▶ [Description of the task]: Write out the listing exactly as it is given.

▶ [Excerpted records]:
────────

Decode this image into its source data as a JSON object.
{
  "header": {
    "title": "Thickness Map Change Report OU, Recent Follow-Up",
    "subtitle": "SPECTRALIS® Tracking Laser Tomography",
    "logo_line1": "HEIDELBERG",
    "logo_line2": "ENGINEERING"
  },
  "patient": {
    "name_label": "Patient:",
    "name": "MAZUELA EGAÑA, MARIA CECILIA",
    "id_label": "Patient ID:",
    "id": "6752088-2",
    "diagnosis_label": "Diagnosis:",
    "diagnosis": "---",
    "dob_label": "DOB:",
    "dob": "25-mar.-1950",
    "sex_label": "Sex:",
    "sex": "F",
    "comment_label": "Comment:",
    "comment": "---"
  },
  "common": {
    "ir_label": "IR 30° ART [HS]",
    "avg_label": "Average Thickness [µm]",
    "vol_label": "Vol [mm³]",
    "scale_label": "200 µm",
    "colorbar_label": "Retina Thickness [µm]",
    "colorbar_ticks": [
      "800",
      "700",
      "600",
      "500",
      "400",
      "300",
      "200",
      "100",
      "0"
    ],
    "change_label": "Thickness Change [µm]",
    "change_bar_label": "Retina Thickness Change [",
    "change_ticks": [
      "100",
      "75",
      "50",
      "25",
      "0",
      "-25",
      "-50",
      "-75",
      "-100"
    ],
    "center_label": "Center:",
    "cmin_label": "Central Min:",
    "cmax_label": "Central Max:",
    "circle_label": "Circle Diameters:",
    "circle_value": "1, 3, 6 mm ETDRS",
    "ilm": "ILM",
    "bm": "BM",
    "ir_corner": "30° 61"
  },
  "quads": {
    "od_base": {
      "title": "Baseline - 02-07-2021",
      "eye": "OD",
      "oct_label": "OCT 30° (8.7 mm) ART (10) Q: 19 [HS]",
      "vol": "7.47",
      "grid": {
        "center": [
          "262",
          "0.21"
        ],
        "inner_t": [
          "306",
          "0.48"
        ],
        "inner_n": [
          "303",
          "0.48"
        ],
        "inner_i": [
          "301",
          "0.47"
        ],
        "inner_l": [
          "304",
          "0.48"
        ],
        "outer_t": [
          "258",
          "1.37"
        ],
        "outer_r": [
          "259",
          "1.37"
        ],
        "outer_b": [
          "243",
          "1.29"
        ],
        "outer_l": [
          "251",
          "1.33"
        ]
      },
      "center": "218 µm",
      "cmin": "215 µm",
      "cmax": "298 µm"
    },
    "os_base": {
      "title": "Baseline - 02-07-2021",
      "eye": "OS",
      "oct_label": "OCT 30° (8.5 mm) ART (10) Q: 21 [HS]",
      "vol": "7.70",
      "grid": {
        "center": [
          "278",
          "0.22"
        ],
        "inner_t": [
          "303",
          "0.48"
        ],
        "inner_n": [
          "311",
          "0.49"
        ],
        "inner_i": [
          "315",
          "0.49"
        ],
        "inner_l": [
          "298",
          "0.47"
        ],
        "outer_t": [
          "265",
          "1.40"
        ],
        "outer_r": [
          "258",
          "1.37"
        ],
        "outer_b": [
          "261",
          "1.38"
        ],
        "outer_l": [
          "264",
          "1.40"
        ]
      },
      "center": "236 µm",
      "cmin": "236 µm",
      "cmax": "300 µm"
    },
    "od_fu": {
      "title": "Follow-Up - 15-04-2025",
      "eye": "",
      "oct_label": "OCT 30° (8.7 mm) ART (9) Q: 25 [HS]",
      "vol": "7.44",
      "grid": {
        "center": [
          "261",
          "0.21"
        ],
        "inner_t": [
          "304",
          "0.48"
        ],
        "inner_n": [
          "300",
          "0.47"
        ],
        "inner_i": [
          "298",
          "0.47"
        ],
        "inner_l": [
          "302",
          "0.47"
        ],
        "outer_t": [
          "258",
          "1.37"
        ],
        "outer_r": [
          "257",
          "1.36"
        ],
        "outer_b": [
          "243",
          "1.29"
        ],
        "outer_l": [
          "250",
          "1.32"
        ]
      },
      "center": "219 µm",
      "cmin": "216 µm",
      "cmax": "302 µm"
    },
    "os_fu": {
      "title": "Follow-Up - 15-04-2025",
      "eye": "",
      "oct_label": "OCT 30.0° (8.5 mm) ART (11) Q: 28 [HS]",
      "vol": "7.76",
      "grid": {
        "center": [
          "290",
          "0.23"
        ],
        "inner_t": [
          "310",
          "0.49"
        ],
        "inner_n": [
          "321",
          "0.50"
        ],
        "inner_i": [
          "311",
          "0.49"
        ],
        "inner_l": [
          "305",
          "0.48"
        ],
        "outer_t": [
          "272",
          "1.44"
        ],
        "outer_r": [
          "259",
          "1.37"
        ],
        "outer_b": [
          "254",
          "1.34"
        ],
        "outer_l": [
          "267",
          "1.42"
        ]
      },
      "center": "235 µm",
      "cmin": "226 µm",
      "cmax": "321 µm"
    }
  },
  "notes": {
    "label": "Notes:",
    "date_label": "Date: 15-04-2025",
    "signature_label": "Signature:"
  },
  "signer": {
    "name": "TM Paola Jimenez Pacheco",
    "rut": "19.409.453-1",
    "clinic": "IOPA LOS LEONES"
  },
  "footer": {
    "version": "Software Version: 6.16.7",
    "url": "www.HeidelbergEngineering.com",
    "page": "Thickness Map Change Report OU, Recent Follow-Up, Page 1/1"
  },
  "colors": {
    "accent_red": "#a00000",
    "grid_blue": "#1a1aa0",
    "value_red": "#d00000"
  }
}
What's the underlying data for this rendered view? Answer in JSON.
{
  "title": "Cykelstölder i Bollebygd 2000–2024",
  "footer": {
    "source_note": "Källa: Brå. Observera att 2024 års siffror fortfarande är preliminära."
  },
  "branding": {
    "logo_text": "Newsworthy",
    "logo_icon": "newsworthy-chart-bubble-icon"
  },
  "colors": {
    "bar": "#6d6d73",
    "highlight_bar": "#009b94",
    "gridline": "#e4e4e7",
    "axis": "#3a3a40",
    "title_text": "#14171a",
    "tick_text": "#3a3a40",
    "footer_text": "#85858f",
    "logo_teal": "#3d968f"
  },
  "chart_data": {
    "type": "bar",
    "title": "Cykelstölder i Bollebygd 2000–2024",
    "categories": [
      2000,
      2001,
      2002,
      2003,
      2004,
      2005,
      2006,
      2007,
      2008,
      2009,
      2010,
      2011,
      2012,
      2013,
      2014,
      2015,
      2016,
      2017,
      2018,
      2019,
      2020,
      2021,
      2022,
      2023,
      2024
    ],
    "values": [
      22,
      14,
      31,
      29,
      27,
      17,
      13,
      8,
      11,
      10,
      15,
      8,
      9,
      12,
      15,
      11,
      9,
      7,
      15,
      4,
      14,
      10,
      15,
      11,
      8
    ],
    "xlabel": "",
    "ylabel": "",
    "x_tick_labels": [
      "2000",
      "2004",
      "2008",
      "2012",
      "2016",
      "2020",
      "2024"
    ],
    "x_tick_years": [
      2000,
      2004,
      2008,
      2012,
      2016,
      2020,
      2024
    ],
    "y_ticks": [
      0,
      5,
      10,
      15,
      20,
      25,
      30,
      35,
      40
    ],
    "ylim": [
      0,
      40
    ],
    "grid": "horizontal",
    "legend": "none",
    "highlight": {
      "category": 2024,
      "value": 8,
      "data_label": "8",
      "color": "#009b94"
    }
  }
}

────────

▶ [Expected answer]:
Decode this image into its source data as a JSON object.
{
  "header": {
    "title": "Thickness Map Change Report OU, Recent Follow-Up",
    "subtitle": "SPECTRALIS® Tracking Laser Tomography",
    "logo_line1": "HEIDELBERG",
    "logo_line2": "ENGINEERING"
  },
  "patient": {
    "name_label": "Patient:",
    "name": "MAZUELA EGAÑA, MARIA CECILIA",
    "id_label": "Patient ID:",
    "id": "6752088-2",
    "diagnosis_label": "Diagnosis:",
    "diagnosis": "---",
    "dob_label": "DOB:",
    "dob": "25-mar.-1950",
    "sex_label": "Sex:",
    "sex": "F",
    "comment_label": "Comment:",
    "comment": "---"
  },
  "common": {
    "ir_label": "IR 30° ART [HS]",
    "avg_label": "Average Thickness [µm]",
    "vol_label": "Vol [mm³]",
    "scale_label": "200 µm",
    "colorbar_label": "Retina Thickness [µm]",
    "colorbar_ticks": [
      "800",
      "700",
      "600",
      "500",
      "400",
      "300",
      "200",
      "100",
      "0"
    ],
    "change_label": "Thickness Change [µm]",
    "change_bar_label": "Retina Thickness Change [",
    "change_ticks": [
      "100",
      "75",
      "50",
      "25",
      "0",
      "-25",
      "-50",
      "-75",
      "-100"
    ],
    "center_label": "Center:",
    "cmin_label": "Central Min:",
    "cmax_label": "Central Max:",
    "circle_label": "Circle Diameters:",
    "circle_value": "1, 3, 6 mm ETDRS",
    "ilm": "ILM",
    "bm": "BM",
    "ir_corner": "30° 61"
  },
  "quads": {
    "od_base": {
      "title": "Baseline - 02-07-2021",
      "eye": "OD",
      "oct_label": "OCT 30° (8.7 mm) ART (10) Q: 19 [HS]",
      "vol": "7.47",
      "grid": {
        "center": [
          "262",
          "0.21"
        ],
        "inner_t": [
          "306",
          "0.48"
        ],
        "inner_n": [
          "303",
          "0.48"
        ],
        "inner_i": [
          "301",
          "0.47"
        ],
        "inner_l": [
          "304",
          "0.48"
        ],
        "outer_t": [
          "258",
          "1.37"
        ],
        "outer_r": [
          "259",
          "1.37"
        ],
        "outer_b": [
          "243",
          "1.29"
        ],
        "outer_l": [
          "251",
          "1.33"
        ]
      },
      "center": "218 µm",
      "cmin": "215 µm",
      "cmax": "298 µm"
    },
    "os_base": {
      "title": "Baseline - 02-07-2021",
      "eye": "OS",
      "oct_label": "OCT 30° (8.5 mm) ART (10) Q: 21 [HS]",
      "vol": "7.70",
      "grid": {
        "center": [
          "278",
          "0.22"
        ],
        "inner_t": [
          "303",
          "0.48"
        ],
        "inner_n": [
          "311",
          "0.49"
        ],
        "inner_i": [
          "315",
          "0.49"
        ],
        "inner_l": [
          "298",
          "0.47"
        ],
        "outer_t": [
          "265",
          "1.40"
        ],
        "outer_r": [
          "258",
          "1.37"
        ],
        "outer_b": [
          "261",
          "1.38"
        ],
        "outer_l": [
          "264",
          "1.40"
        ]
      },
      "center": "236 µm",
      "cmin": "236 µm",
      "cmax": "300 µm"
    },
    "od_fu": {
      "title": "Follow-Up - 15-04-2025",
      "eye": "",
      "oct_label": "OCT 30° (8.7 mm) ART (9) Q: 25 [HS]",
      "vol": "7.44",
      "grid": {
        "center": [
          "261",
          "0.21"
        ],
        "inner_t": [
          "304",
          "0.48"
        ],
        "inner_n": [
          "300",
          "0.47"
        ],
        "inner_i": [
          "298",
          "0.47"
        ],
        "inner_l": [
          "302",
          "0.47"
        ],
        "outer_t": [
          "258",
          "1.37"
        ],
        "outer_r": [
          "257",
          "1.36"
        ],
        "outer_b": [
          "243",
          "1.29"
        ],
        "outer_l": [
          "250",
          "1.32"
        ]
      },
      "center": "219 µm",
      "cmin": "216 µm",
      "cmax": "302 µm"
    },
    "os_fu": {
      "title": "Follow-Up - 15-04-2025",
      "eye": "",
      "oct_label": "OCT 30.0° (8.5 mm) ART (11) Q: 28 [HS]",
      "vol": "7.76",
      "grid": {
        "center": [
          "290",
          "0.23"
        ],
        "inner_t": [
          "310",
          "0.49"
        ],
        "inner_n": [
          "321",
          "0.50"
        ],
        "inner_i": [
          "311",
          "0.49"
        ],
        "inner_l": [
          "305",
          "0.48"
        ],
        "outer_t": [
          "272",
          "1.44"
        ],
        "outer_r": [
          "259",
          "1.37"
        ],
        "outer_b": [
          "254",
          "1.34"
        ],
        "outer_l": [
          "267",
          "1.42"
        ]
      },
      "center": "235 µm",
      "cmin": "226 µm",
      "cmax": "321 µm"
    }
  },
  "notes": {
    "label": "Notes:",
    "date_label": "Date: 15-04-2025",
    "signature_label": "Signature:"
  },
  "signer": {
    "name": "TM Paola Jimenez Pacheco",
    "rut": "19.409.453-1",
    "clinic": "IOPA LOS LEONES"
  },
  "footer": {
    "version": "Software Version: 6.16.7",
    "url": "www.HeidelbergEngineering.com",
    "page": "Thickness Map Change Report OU, Recent Follow-Up, Page 1/1"
  },
  "colors": {
    "accent_red": "#a00000",
    "grid_blue": "#1a1aa0",
    "value_red": "#d00000"
  }
}
What's the underlying data for this rendered view? Answer in JSON.
{
  "title": "Cykelstölder i Bollebygd 2000–2024",
  "footer": {
    "source_note": "Källa: Brå. Observera att 2024 års siffror fortfarande är preliminära."
  },
  "branding": {
    "logo_text": "Newsworthy",
    "logo_icon": "newsworthy-chart-bubble-icon"
  },
  "colors": {
    "bar": "#6d6d73",
    "highlight_bar": "#009b94",
    "gridline": "#e4e4e7",
    "axis": "#3a3a40",
    "title_text": "#14171a",
    "tick_text": "#3a3a40",
    "footer_text": "#85858f",
    "logo_teal": "#3d968f"
  },
  "chart_data": {
    "type": "bar",
    "title": "Cykelstölder i Bollebygd 2000–2024",
    "categories": [
      2000,
      2001,
      2002,
      2003,
      2004,
      2005,
      2006,
      2007,
      2008,
      2009,
      2010,
      2011,
      2012,
      2013,
      2014,
      2015,
      2016,
      2017,
      2018,
      2019,
      2020,
      2021,
      2022,
      2023,
      2024
    ],
    "values": [
      22,
      14,
      31,
      29,
      27,
      17,
      13,
      8,
      11,
      10,
      15,
      8,
      9,
      12,
      15,
      11,
      9,
      7,
      15,
      4,
      14,
      10,
      15,
      11,
      8
    ],
    "xlabel": "",
    "ylabel": "",
    "x_tick_labels": [
      "2000",
      "2004",
      "2008",
      "2012",
      "2016",
      "2020",
      "2024"
    ],
    "x_tick_years": [
      2000,
      2004,
      2008,
      2012,
      2016,
      2020,
      2024
    ],
    "y_ticks": [
      0,
      5,
      10,
      15,
      20,
      25,
      30,
      35,
      40
    ],
    "ylim": [
      0,
      40
    ],
    "grid": "horizontal",
    "legend": "none",
    "highlight": {
      "category": 2024,
      "value": 8,
      "data_label": "8",
      "color": "#009b94"
    }
  }
}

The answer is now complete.